- DIRECTIONS FOR THIS TASK
Find the string "Intent" and gather every line that holds it.

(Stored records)
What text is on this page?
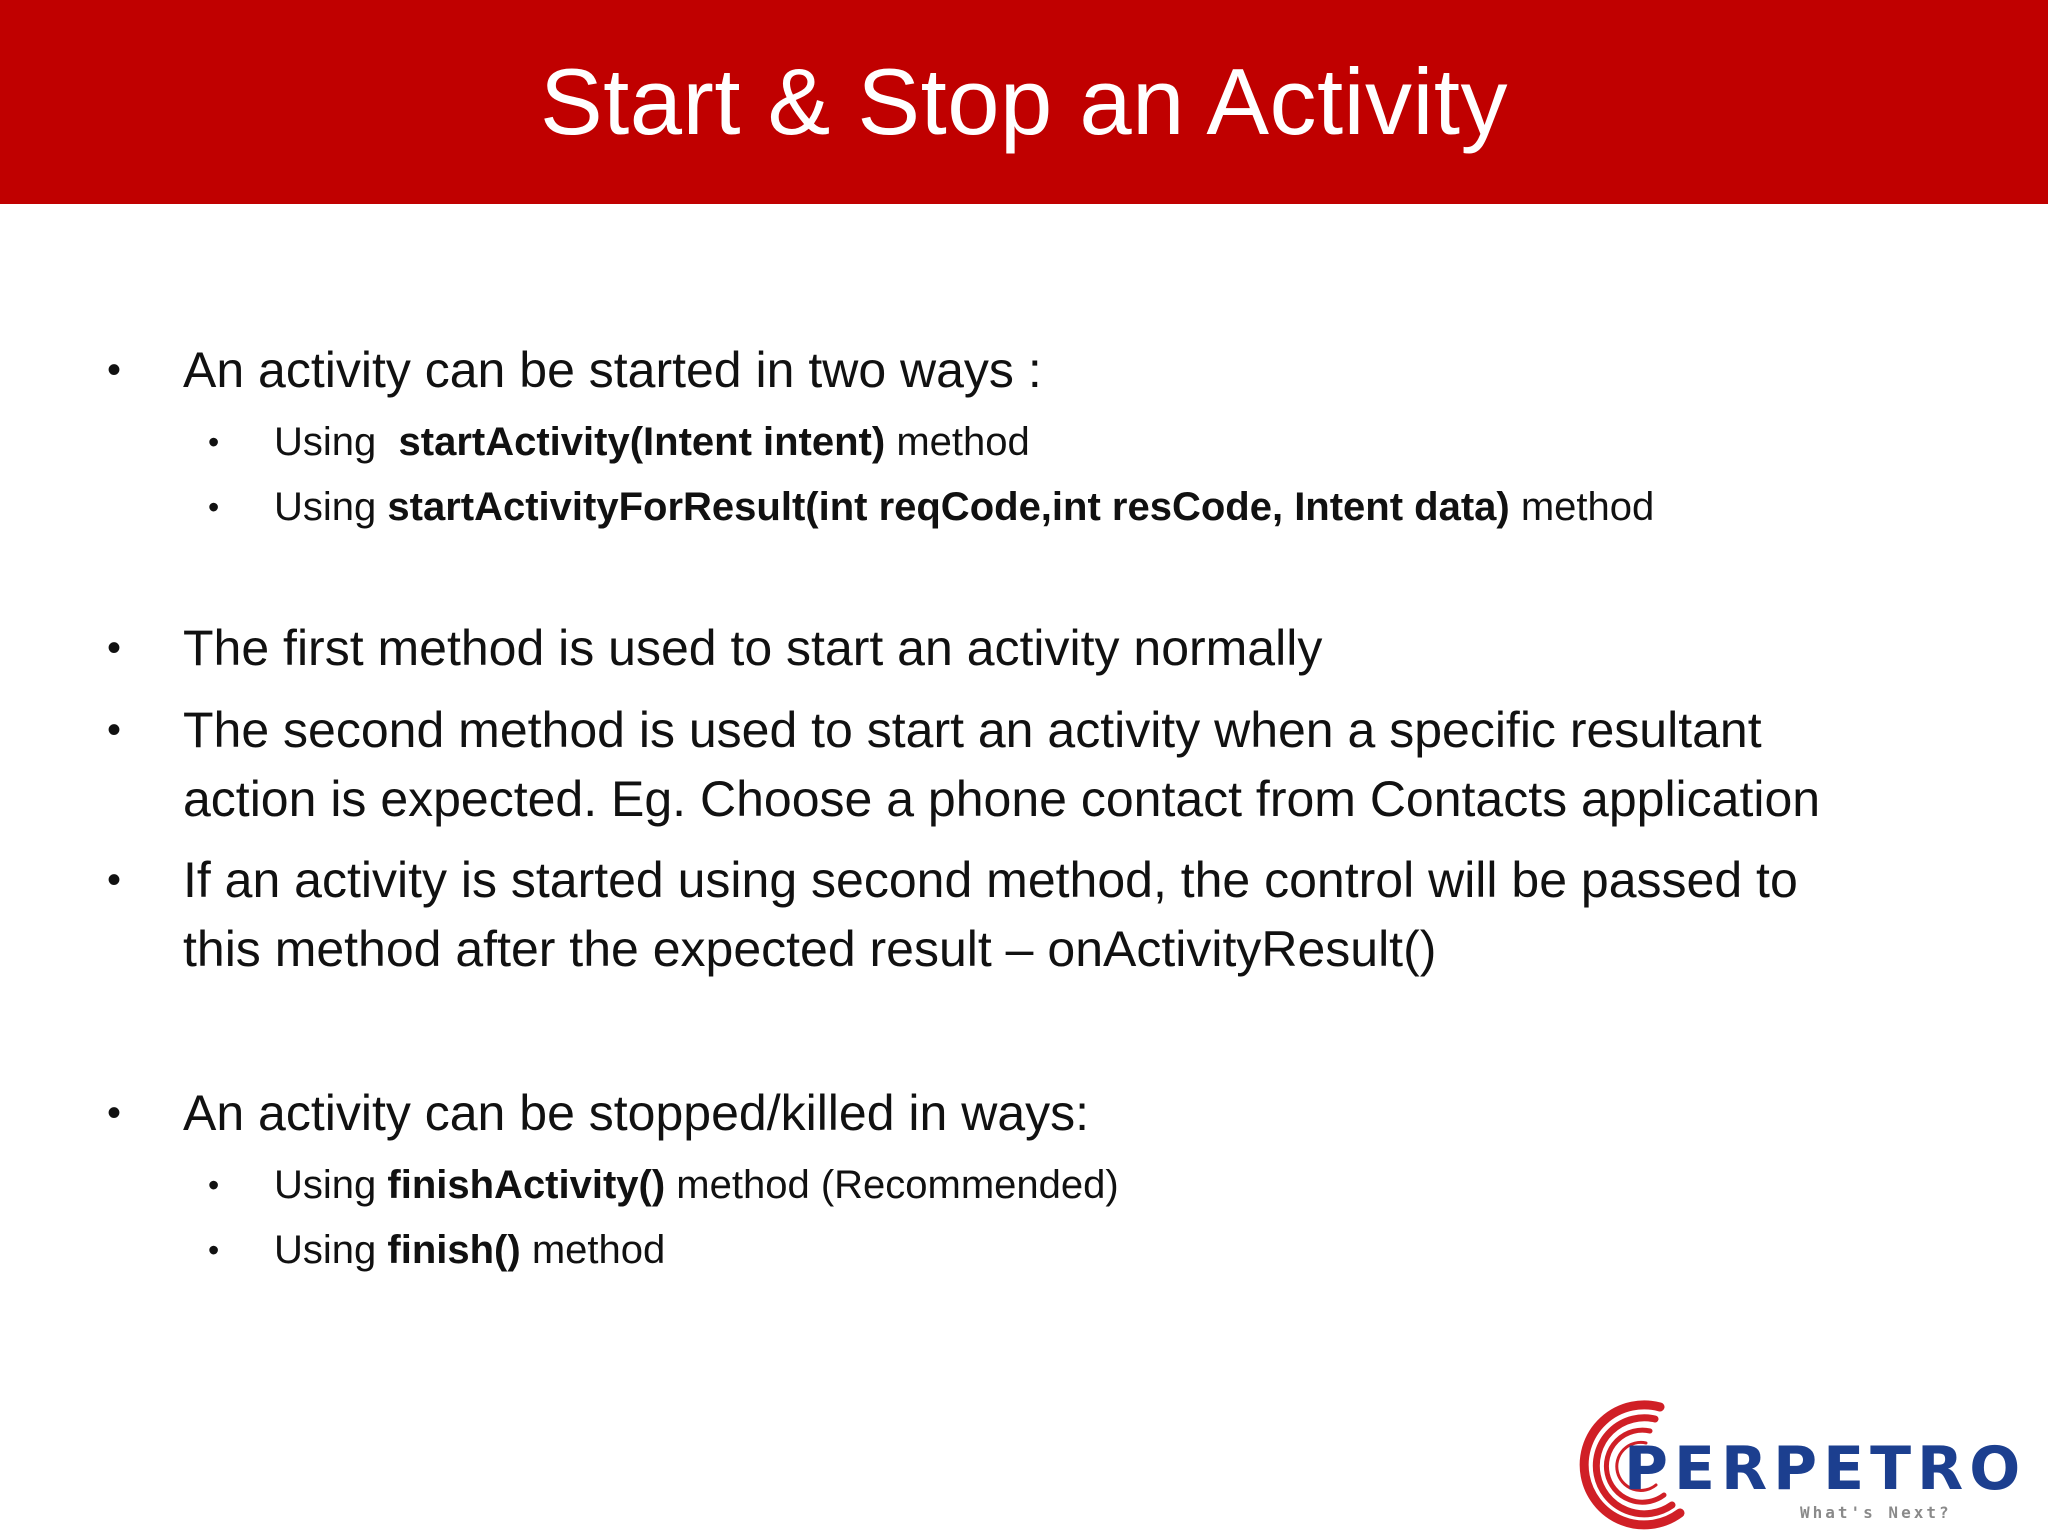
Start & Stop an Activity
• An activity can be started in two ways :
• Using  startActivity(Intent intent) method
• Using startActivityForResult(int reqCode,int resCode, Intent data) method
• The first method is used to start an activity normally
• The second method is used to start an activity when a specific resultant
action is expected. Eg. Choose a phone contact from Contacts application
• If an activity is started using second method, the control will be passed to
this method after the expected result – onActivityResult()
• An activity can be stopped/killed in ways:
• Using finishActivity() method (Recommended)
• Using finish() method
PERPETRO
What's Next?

- ANSWER
• Using  startActivity(Intent intent) method
• Using startActivityForResult(int reqCode,int resCode, Intent data) method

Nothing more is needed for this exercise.